** start of TASK INPUTS **
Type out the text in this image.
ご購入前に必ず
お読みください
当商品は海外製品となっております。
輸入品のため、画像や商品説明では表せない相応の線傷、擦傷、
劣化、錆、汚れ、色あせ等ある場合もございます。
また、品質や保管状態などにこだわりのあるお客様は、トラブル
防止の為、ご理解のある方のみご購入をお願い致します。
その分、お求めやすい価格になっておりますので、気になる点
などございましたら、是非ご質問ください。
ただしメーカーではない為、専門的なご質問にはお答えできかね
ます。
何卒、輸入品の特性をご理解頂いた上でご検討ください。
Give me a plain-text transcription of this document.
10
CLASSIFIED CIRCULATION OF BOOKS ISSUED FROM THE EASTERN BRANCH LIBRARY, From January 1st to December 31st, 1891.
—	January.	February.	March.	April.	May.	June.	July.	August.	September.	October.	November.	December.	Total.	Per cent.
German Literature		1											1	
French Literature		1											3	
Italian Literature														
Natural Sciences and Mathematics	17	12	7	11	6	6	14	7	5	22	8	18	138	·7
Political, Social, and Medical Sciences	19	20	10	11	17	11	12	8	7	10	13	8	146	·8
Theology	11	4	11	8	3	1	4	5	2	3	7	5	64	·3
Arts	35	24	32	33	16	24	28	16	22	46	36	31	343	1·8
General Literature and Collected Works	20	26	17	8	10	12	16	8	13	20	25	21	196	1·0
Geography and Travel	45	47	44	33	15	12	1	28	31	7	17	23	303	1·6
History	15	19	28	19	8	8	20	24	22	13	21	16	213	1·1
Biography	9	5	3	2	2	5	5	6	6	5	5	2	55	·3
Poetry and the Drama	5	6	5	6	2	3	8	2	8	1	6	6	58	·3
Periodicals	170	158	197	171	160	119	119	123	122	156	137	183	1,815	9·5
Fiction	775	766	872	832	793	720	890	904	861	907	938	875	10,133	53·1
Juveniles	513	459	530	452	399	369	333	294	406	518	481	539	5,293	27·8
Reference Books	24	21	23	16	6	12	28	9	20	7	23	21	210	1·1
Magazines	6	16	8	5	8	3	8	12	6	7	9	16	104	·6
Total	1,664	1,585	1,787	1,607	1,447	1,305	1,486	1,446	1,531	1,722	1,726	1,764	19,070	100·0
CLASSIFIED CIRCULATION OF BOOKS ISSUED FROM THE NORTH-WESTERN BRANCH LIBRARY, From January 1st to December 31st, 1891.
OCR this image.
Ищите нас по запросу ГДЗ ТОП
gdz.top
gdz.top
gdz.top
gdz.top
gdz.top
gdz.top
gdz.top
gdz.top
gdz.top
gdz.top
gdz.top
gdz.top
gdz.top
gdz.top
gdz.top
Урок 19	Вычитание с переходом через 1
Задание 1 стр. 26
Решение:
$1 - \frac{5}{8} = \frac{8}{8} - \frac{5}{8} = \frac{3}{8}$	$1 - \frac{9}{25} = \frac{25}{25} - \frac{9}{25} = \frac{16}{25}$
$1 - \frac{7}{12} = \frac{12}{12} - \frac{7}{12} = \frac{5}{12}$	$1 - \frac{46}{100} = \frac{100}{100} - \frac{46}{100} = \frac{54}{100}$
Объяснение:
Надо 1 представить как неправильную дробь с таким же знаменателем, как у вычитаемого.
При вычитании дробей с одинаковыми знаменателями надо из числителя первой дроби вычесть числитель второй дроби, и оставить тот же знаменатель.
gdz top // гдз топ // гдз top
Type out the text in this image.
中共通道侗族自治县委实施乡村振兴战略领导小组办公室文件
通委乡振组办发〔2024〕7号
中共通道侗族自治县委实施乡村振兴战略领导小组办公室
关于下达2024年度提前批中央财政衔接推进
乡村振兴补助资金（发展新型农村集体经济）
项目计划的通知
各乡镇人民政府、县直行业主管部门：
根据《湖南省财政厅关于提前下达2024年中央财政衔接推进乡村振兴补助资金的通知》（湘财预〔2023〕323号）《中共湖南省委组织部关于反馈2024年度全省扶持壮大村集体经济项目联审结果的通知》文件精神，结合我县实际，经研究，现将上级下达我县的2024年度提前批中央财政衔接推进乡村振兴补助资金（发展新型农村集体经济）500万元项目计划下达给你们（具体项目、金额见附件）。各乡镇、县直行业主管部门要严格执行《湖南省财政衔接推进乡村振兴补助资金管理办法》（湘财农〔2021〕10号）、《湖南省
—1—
** end of TASK INPUTS **
> **WHAT TO PRODUCE**: Show the lines from the data above that contain the string "ISSUED".

> **SOLUTION BELOW**:
CLASSIFIED CIRCULATION OF BOOKS ISSUED FROM THE EASTERN BRANCH LIBRARY, From January 1st to December 31st, 1891.
CLASSIFIED CIRCULATION OF BOOKS ISSUED FROM THE NORTH-WESTERN BRANCH LIBRARY, From January 1st to December 31st, 1891.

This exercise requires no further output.